• Dataset content:
▬▬▬
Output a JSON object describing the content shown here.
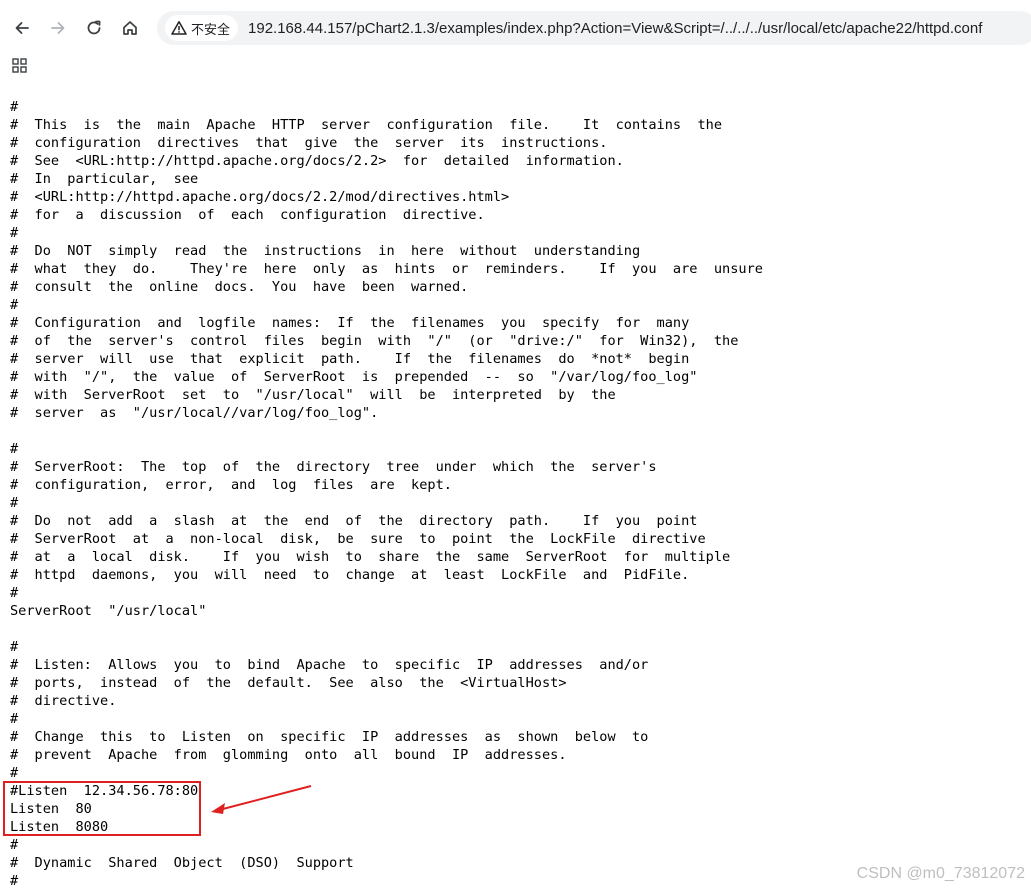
{
  "browser": {
    "security_label": "不安全",
    "url": "192.168.44.157/pChart2.1.3/examples/index.php?Action=View&Script=/../../../usr/local/etc/apache22/httpd.conf",
    "icons": [
      "back-icon",
      "forward-icon",
      "reload-icon",
      "home-icon",
      "warning-icon",
      "apps-icon"
    ]
  },
  "document": {
    "lines": [
      "#",
      "#  This  is  the  main  Apache  HTTP  server  configuration  file.    It  contains  the",
      "#  configuration  directives  that  give  the  server  its  instructions.",
      "#  See  <URL:http://httpd.apache.org/docs/2.2>  for  detailed  information.",
      "#  In  particular,  see",
      "#  <URL:http://httpd.apache.org/docs/2.2/mod/directives.html>",
      "#  for  a  discussion  of  each  configuration  directive.",
      "#",
      "#  Do  NOT  simply  read  the  instructions  in  here  without  understanding",
      "#  what  they  do.    They're  here  only  as  hints  or  reminders.    If  you  are  unsure",
      "#  consult  the  online  docs.  You  have  been  warned.",
      "#",
      "#  Configuration  and  logfile  names:  If  the  filenames  you  specify  for  many",
      "#  of  the  server's  control  files  begin  with  \"/\"  (or  \"drive:/\"  for  Win32),  the",
      "#  server  will  use  that  explicit  path.    If  the  filenames  do  *not*  begin",
      "#  with  \"/\",  the  value  of  ServerRoot  is  prepended  --  so  \"/var/log/foo_log\"",
      "#  with  ServerRoot  set  to  \"/usr/local\"  will  be  interpreted  by  the",
      "#  server  as  \"/usr/local//var/log/foo_log\".",
      "",
      "#",
      "#  ServerRoot:  The  top  of  the  directory  tree  under  which  the  server's",
      "#  configuration,  error,  and  log  files  are  kept.",
      "#",
      "#  Do  not  add  a  slash  at  the  end  of  the  directory  path.    If  you  point",
      "#  ServerRoot  at  a  non-local  disk,  be  sure  to  point  the  LockFile  directive",
      "#  at  a  local  disk.    If  you  wish  to  share  the  same  ServerRoot  for  multiple",
      "#  httpd  daemons,  you  will  need  to  change  at  least  LockFile  and  PidFile.",
      "#",
      "ServerRoot  \"/usr/local\"",
      "",
      "#",
      "#  Listen:  Allows  you  to  bind  Apache  to  specific  IP  addresses  and/or",
      "#  ports,  instead  of  the  default.  See  also  the  <VirtualHost>",
      "#  directive.",
      "#",
      "#  Change  this  to  Listen  on  specific  IP  addresses  as  shown  below  to",
      "#  prevent  Apache  from  glomming  onto  all  bound  IP  addresses.",
      "#",
      "#Listen  12.34.56.78:80",
      "Listen  80",
      "Listen  8080",
      "#",
      "#  Dynamic  Shared  Object  (DSO)  Support",
      "#"
    ]
  },
  "annotation": {
    "box_color": "#e02020",
    "arrow_color": "#e02020"
  },
  "watermark": {
    "text": "CSDN @m0_73812072"
  }
}
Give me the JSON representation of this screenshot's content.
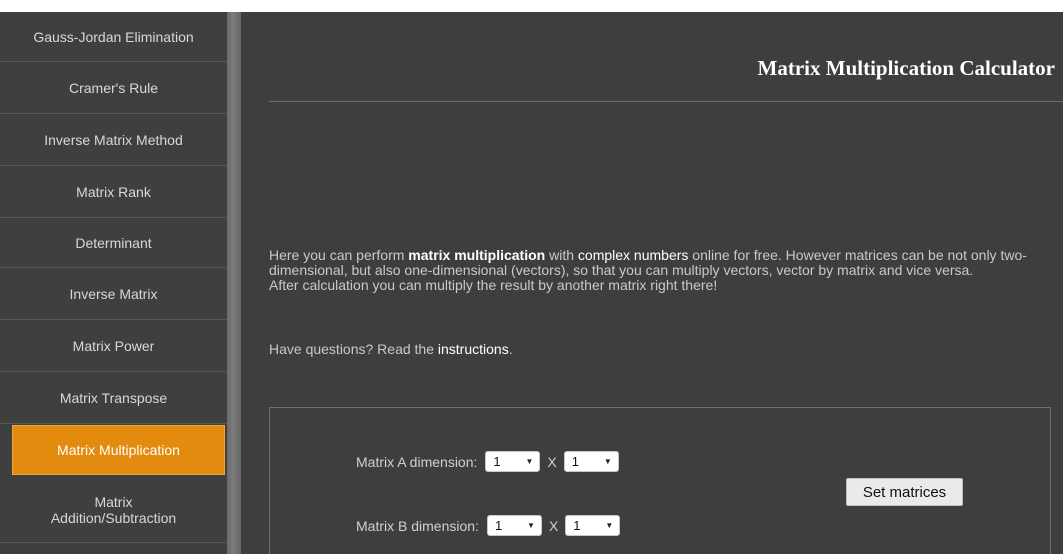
{
  "sidebar": {
    "items": [
      {
        "label": "Gauss-Jordan Elimination",
        "active": false
      },
      {
        "label": "Cramer's Rule",
        "active": false
      },
      {
        "label": "Inverse Matrix Method",
        "active": false
      },
      {
        "label": "Matrix Rank",
        "active": false
      },
      {
        "label": "Determinant",
        "active": false
      },
      {
        "label": "Inverse Matrix",
        "active": false
      },
      {
        "label": "Matrix Power",
        "active": false
      },
      {
        "label": "Matrix Transpose",
        "active": false
      },
      {
        "label": "Matrix Multiplication",
        "active": true
      },
      {
        "label": "Matrix\nAddition/Subtraction",
        "active": false
      }
    ]
  },
  "main": {
    "title": "Matrix Multiplication Calculator",
    "intro": {
      "t1": "Here you can perform ",
      "b1": "matrix multiplication",
      "t2": " with ",
      "link1": "complex numbers",
      "t3": " online for free. However matrices can be not only two-dimensional, but also one-dimensional (vectors), so that you can multiply vectors, vector by matrix and vice versa.",
      "line2": "After calculation you can multiply the result by another matrix right there!"
    },
    "question": {
      "t1": "Have questions? Read the ",
      "link": "instructions",
      "t2": "."
    }
  },
  "form": {
    "matrix_a_label": "Matrix A dimension:",
    "matrix_a_rows": "1",
    "matrix_a_cols": "1",
    "matrix_b_label": "Matrix B dimension:",
    "matrix_b_rows": "1",
    "matrix_b_cols": "1",
    "times_symbol": "X",
    "set_button": "Set matrices"
  },
  "colors": {
    "accent": "#e28b0f",
    "background": "#3e3e3e"
  }
}
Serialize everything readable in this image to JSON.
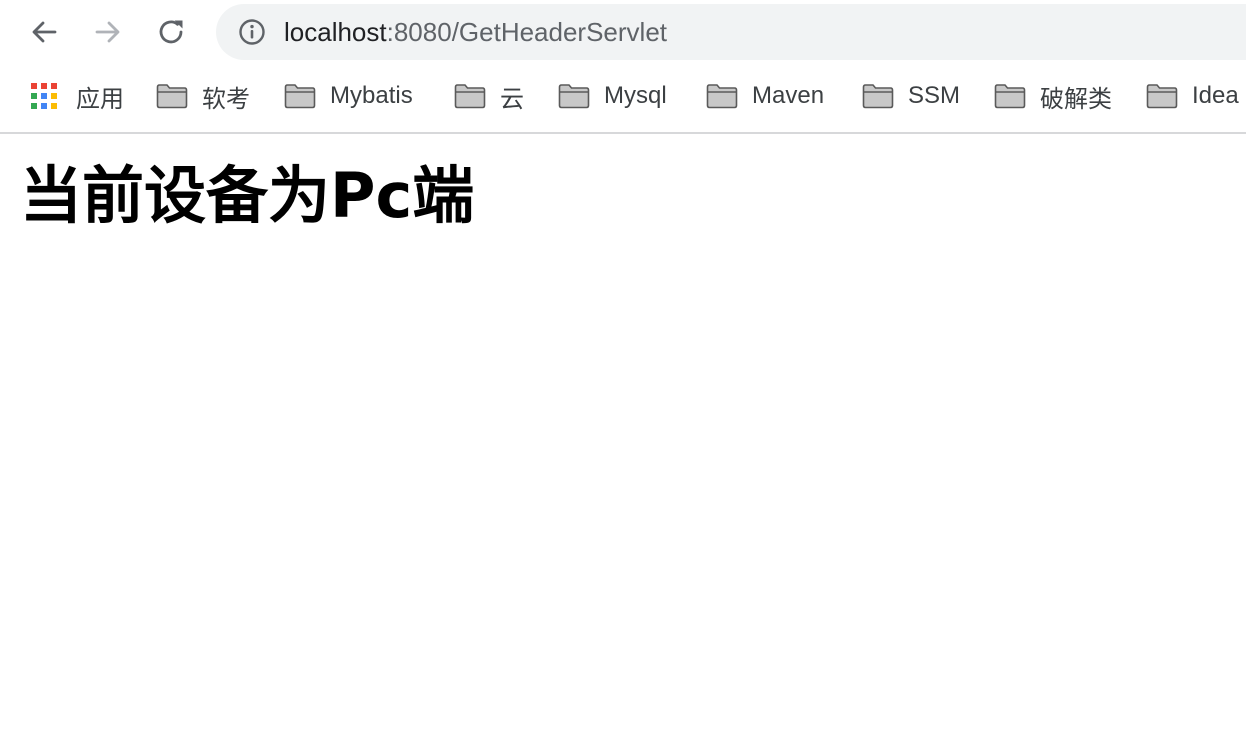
{
  "toolbar": {
    "back_icon": "arrow-left-icon",
    "forward_icon": "arrow-right-icon",
    "reload_icon": "reload-icon",
    "info_icon": "info-icon",
    "url_host": "localhost",
    "url_rest": ":8080/GetHeaderServlet",
    "forward_enabled": false
  },
  "bookmarks": {
    "items": [
      {
        "label": "应用",
        "icon": "apps-grid-icon"
      },
      {
        "label": "软考",
        "icon": "folder-icon"
      },
      {
        "label": "Mybatis",
        "icon": "folder-icon"
      },
      {
        "label": "云",
        "icon": "folder-icon"
      },
      {
        "label": "Mysql",
        "icon": "folder-icon"
      },
      {
        "label": "Maven",
        "icon": "folder-icon"
      },
      {
        "label": "SSM",
        "icon": "folder-icon"
      },
      {
        "label": "破解类",
        "icon": "folder-icon"
      },
      {
        "label": "Idea",
        "icon": "folder-icon"
      }
    ]
  },
  "page": {
    "heading": "当前设备为Pc端"
  },
  "colors": {
    "omnibox_bg": "#f1f3f4",
    "icon_gray": "#5f6368",
    "disabled_gray": "#b0b3b8"
  }
}
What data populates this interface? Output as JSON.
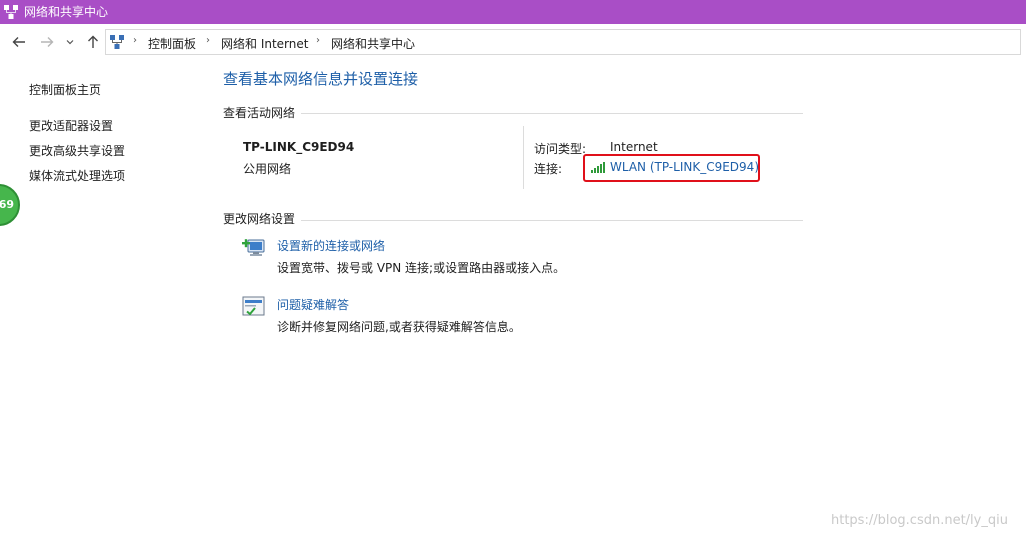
{
  "window": {
    "title": "网络和共享中心",
    "app_icon": "network-center-icon"
  },
  "navigation": {
    "back_icon": "back-arrow-icon",
    "forward_icon": "forward-arrow-icon",
    "recent_icon": "chevron-down-icon",
    "up_icon": "up-arrow-icon",
    "breadcrumbs": [
      "控制面板",
      "网络和 Internet",
      "网络和共享中心"
    ]
  },
  "sidebar": {
    "items": [
      "控制面板主页",
      "更改适配器设置",
      "更改高级共享设置",
      "媒体流式处理选项"
    ],
    "badge": "69"
  },
  "main": {
    "title": "查看基本网络信息并设置连接",
    "active_networks": {
      "heading": "查看活动网络",
      "network_name": "TP-LINK_C9ED94",
      "network_type": "公用网络",
      "access_type_label": "访问类型:",
      "access_type_value": "Internet",
      "connection_label": "连接:",
      "connection_value": "WLAN (TP-LINK_C9ED94)",
      "connection_icon": "wifi-signal-icon"
    },
    "change_settings": {
      "heading": "更改网络设置",
      "tasks": [
        {
          "icon": "new-connection-icon",
          "link": "设置新的连接或网络",
          "description": "设置宽带、拨号或 VPN 连接;或设置路由器或接入点。"
        },
        {
          "icon": "troubleshoot-icon",
          "link": "问题疑难解答",
          "description": "诊断并修复网络问题,或者获得疑难解答信息。"
        }
      ]
    }
  },
  "watermark": "https://blog.csdn.net/ly_qiu",
  "colors": {
    "titlebar": "#a94ec6",
    "link": "#1e5fa8",
    "highlight_box": "#e0101a",
    "badge": "#46b64c"
  }
}
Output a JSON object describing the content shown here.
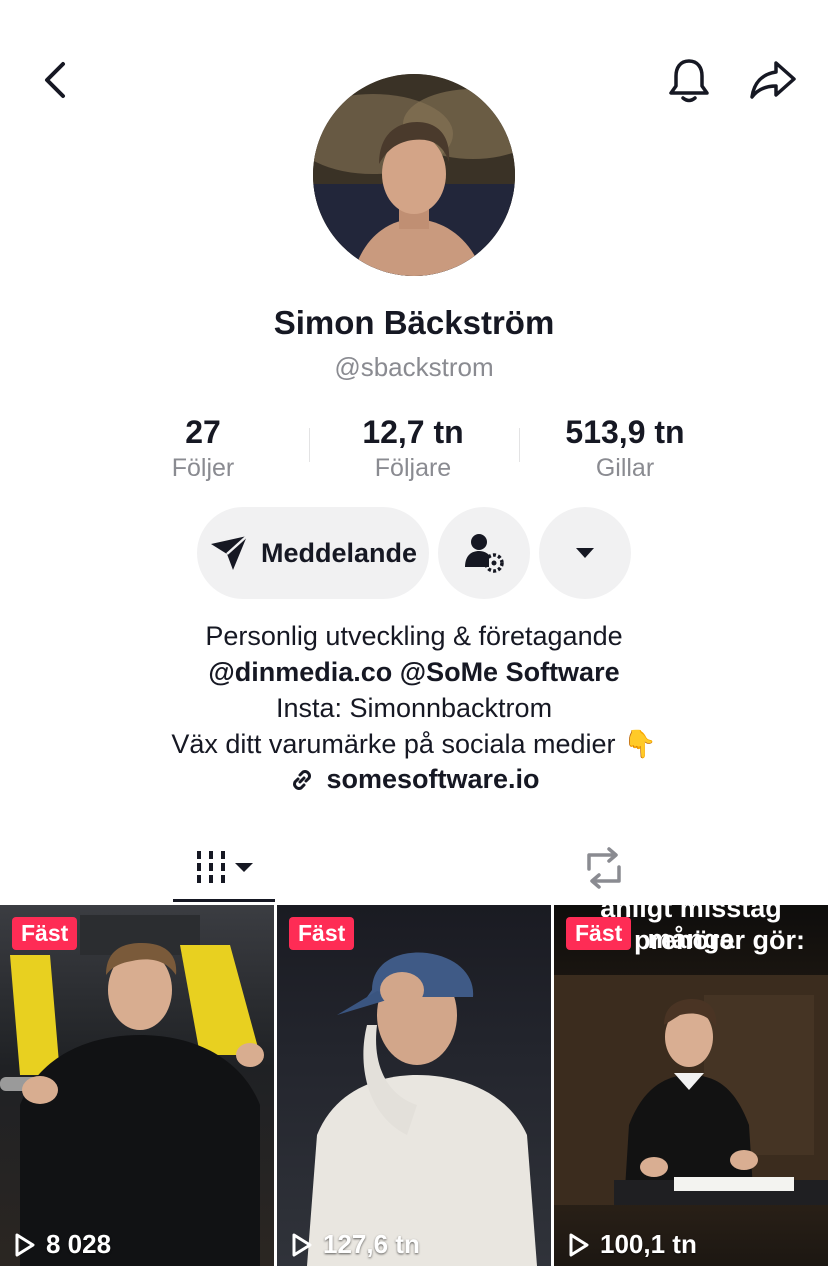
{
  "header": {
    "back_icon": "chevron-left-icon",
    "bell_icon": "bell-icon",
    "share_icon": "share-arrow-icon"
  },
  "profile": {
    "name": "Simon Bäckström",
    "handle": "@sbackstrom"
  },
  "stats": [
    {
      "value": "27",
      "label": "Följer"
    },
    {
      "value": "12,7 tn",
      "label": "Följare"
    },
    {
      "value": "513,9 tn",
      "label": "Gillar"
    }
  ],
  "actions": {
    "message_label": "Meddelande"
  },
  "bio": {
    "line1": "Personlig utveckling & företagande",
    "line2": "@dinmedia.co @SoMe Software",
    "line3": "Insta: Simonnbacktrom",
    "line4": "Väx ditt varumärke på sociala medier 👇",
    "link": "somesoftware.io"
  },
  "videos": [
    {
      "pinned_label": "Fäst",
      "views": "8 028",
      "caption": ""
    },
    {
      "pinned_label": "Fäst",
      "views": "127,6 tn",
      "caption": ""
    },
    {
      "pinned_label": "Fäst",
      "views": "100,1 tn",
      "caption_top": "anligt misstag många",
      "caption": "prenörer gör:"
    }
  ],
  "colors": {
    "accent": "#fe2c55",
    "muted": "#8a8b91",
    "pill_bg": "#f1f1f2"
  }
}
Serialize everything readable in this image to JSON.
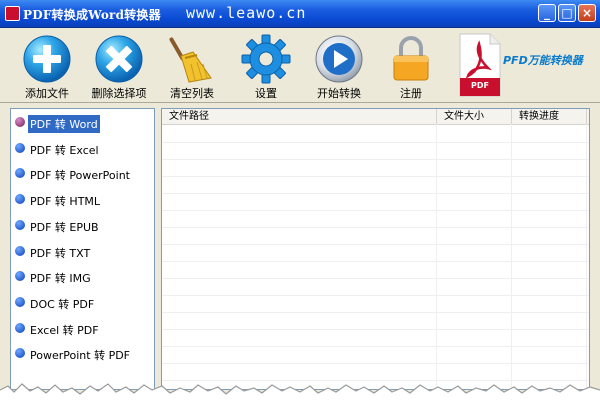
{
  "window": {
    "title": "PDF转换成Word转换器",
    "url": "www.leawo.cn",
    "controls": {
      "minimize": "_",
      "maximize": "□",
      "close": "×"
    }
  },
  "toolbar": {
    "items": [
      {
        "label": "添加文件",
        "icon": "add-icon"
      },
      {
        "label": "删除选择项",
        "icon": "remove-icon"
      },
      {
        "label": "清空列表",
        "icon": "broom-icon"
      },
      {
        "label": "设置",
        "icon": "gear-icon"
      },
      {
        "label": "开始转换",
        "icon": "play-icon"
      },
      {
        "label": "注册",
        "icon": "lock-icon"
      }
    ],
    "brand": {
      "text": "PFD万能转换器",
      "logo_text": "PDF",
      "icon": "pdf-logo-icon"
    }
  },
  "conversion_options": [
    {
      "label": "PDF 转 Word",
      "selected": true
    },
    {
      "label": "PDF 转 Excel",
      "selected": false
    },
    {
      "label": "PDF 转 PowerPoint",
      "selected": false
    },
    {
      "label": "PDF 转 HTML",
      "selected": false
    },
    {
      "label": "PDF 转 EPUB",
      "selected": false
    },
    {
      "label": "PDF 转 TXT",
      "selected": false
    },
    {
      "label": "PDF 转 IMG",
      "selected": false
    },
    {
      "label": "DOC 转 PDF",
      "selected": false
    },
    {
      "label": "Excel 转 PDF",
      "selected": false
    },
    {
      "label": "PowerPoint 转 PDF",
      "selected": false
    }
  ],
  "file_table": {
    "columns": [
      "文件路径",
      "文件大小",
      "转换进度"
    ],
    "rows": []
  },
  "colors": {
    "titlebar": "#0A4BD4",
    "selection": "#316AC5",
    "brand_text": "#0A7ACB",
    "pdf_red": "#C8102E"
  }
}
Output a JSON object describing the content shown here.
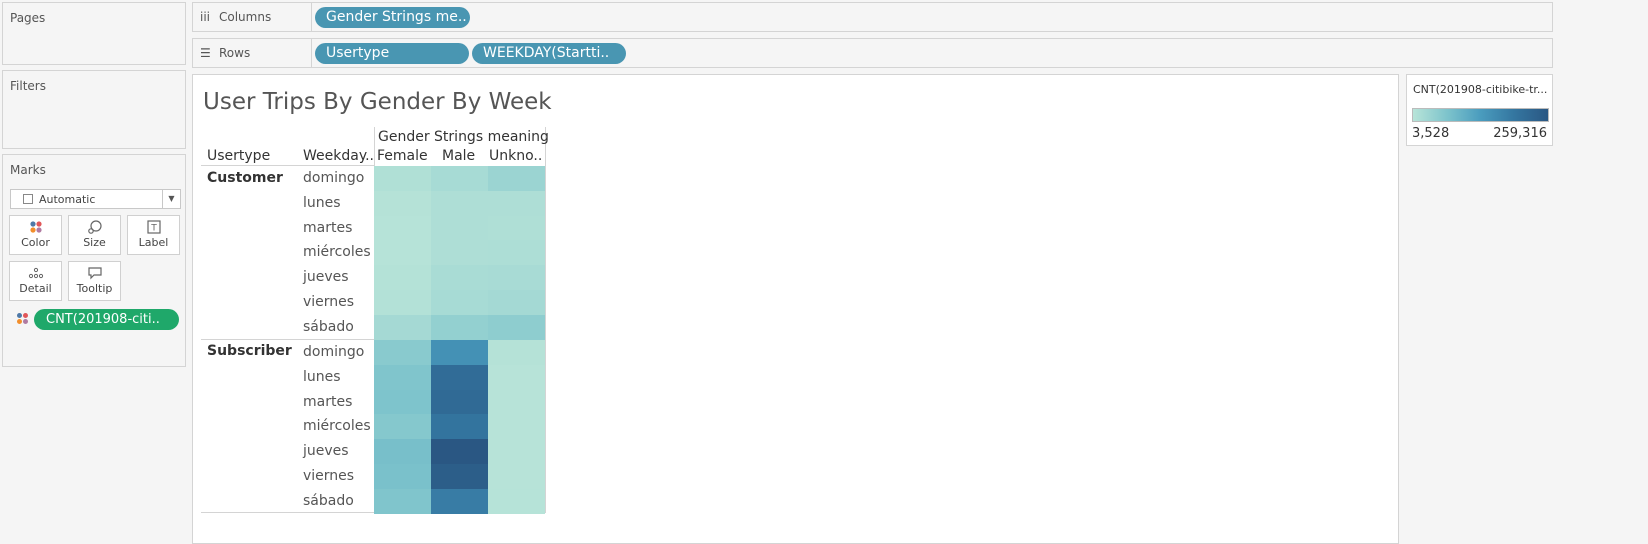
▬▬▬
• Exercise directions: Which lines include the word "PowerPoint"? Copy every one of them.

• Solution to the exercise:
      "label": "PDF 转 PowerPoint",
      "label": "PowerPoint 转 PDF",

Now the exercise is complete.